• **EXERCISE**
Take the line that contains "What does this" and all lines after it, up to and including the last line of the data, and write them out exactly; nothing else belongs in the answer.

★ ★ ★ ★ ★ ★ ★

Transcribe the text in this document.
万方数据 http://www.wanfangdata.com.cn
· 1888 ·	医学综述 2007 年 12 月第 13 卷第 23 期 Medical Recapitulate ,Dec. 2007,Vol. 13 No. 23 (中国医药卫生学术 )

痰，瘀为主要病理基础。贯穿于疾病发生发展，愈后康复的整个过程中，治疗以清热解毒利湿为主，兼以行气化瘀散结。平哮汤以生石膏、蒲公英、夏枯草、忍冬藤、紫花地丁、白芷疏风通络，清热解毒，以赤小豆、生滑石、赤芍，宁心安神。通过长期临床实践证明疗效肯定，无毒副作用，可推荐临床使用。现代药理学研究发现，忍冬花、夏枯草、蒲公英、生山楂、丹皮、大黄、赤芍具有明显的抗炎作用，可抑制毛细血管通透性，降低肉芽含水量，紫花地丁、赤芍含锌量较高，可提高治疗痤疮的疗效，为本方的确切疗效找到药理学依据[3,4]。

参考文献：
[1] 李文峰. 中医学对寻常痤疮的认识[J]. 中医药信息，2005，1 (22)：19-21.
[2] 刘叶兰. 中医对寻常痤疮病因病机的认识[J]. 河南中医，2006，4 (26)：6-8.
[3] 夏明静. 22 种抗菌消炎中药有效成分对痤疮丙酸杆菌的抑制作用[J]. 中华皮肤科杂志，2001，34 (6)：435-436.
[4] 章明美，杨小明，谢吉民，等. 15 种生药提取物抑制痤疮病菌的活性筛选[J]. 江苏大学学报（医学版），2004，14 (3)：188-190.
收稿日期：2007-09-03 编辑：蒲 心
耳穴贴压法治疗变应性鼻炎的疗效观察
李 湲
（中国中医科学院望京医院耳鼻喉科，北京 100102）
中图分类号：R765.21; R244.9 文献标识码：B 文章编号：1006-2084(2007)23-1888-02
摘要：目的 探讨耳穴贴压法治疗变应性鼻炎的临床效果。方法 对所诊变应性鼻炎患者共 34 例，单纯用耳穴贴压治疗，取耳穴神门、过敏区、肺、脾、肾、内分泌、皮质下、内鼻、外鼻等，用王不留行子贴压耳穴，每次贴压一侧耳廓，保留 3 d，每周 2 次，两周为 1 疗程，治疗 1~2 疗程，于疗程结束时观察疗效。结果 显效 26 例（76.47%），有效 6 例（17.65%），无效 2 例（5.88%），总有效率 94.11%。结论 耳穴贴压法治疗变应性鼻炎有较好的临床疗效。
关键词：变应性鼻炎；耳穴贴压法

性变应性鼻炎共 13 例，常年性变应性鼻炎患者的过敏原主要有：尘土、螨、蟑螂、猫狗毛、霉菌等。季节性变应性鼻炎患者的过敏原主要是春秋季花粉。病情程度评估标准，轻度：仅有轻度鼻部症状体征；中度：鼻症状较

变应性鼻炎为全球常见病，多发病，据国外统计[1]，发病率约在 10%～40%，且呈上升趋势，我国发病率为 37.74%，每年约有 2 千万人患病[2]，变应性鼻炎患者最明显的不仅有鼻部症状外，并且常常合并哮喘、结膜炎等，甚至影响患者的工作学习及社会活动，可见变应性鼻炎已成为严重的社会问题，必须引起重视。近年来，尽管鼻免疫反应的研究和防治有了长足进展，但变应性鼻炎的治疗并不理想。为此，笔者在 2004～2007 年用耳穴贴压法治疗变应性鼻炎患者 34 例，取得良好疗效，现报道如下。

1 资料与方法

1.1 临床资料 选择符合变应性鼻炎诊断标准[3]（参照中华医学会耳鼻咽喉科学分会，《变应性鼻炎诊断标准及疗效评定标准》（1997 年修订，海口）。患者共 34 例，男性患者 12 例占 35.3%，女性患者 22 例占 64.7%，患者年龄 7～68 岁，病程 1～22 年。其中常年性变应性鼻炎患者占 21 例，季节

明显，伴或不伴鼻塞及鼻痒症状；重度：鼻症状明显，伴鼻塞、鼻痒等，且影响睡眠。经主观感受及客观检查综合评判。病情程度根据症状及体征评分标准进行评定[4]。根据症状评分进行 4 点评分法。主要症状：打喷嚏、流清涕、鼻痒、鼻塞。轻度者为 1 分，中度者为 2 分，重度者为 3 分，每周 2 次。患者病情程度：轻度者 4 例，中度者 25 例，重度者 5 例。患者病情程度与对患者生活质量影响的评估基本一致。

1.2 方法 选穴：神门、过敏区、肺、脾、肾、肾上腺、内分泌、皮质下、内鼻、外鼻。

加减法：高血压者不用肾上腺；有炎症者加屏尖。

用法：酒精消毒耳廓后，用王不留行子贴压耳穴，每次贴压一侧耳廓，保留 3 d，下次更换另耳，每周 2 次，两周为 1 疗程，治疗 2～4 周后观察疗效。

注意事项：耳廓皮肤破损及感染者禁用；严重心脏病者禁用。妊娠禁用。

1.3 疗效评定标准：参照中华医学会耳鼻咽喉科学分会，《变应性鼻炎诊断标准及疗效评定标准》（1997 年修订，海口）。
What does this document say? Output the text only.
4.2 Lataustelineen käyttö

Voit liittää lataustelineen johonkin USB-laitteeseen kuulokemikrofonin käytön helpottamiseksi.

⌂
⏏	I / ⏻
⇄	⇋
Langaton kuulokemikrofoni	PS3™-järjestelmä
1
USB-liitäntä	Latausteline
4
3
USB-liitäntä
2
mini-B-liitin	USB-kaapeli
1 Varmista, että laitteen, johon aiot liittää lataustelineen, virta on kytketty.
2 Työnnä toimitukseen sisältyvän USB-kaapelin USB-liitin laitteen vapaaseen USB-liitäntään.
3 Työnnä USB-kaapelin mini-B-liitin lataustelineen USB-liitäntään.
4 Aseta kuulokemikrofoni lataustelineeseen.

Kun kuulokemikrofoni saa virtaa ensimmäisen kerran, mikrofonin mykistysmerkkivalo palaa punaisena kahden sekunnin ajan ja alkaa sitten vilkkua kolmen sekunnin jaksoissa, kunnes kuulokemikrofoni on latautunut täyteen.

★ ★ ★ ★ ★ ★ ★

• **ANSWER FOR THIS EXERCISE**
What does this document say? Output the text only.
4.2 Lataustelineen käyttö

Voit liittää lataustelineen johonkin USB-laitteeseen kuulokemikrofonin käytön helpottamiseksi.

⌂
⏏	I / ⏻
⇄	⇋
Langaton kuulokemikrofoni	PS3™-järjestelmä
1
USB-liitäntä	Latausteline
4
3
USB-liitäntä
2
mini-B-liitin	USB-kaapeli
1 Varmista, että laitteen, johon aiot liittää lataustelineen, virta on kytketty.
2 Työnnä toimitukseen sisältyvän USB-kaapelin USB-liitin laitteen vapaaseen USB-liitäntään.
3 Työnnä USB-kaapelin mini-B-liitin lataustelineen USB-liitäntään.
4 Aseta kuulokemikrofoni lataustelineeseen.

Kun kuulokemikrofoni saa virtaa ensimmäisen kerran, mikrofonin mykistysmerkkivalo palaa punaisena kahden sekunnin ajan ja alkaa sitten vilkkua kolmen sekunnin jaksoissa, kunnes kuulokemikrofoni on latautunut täyteen.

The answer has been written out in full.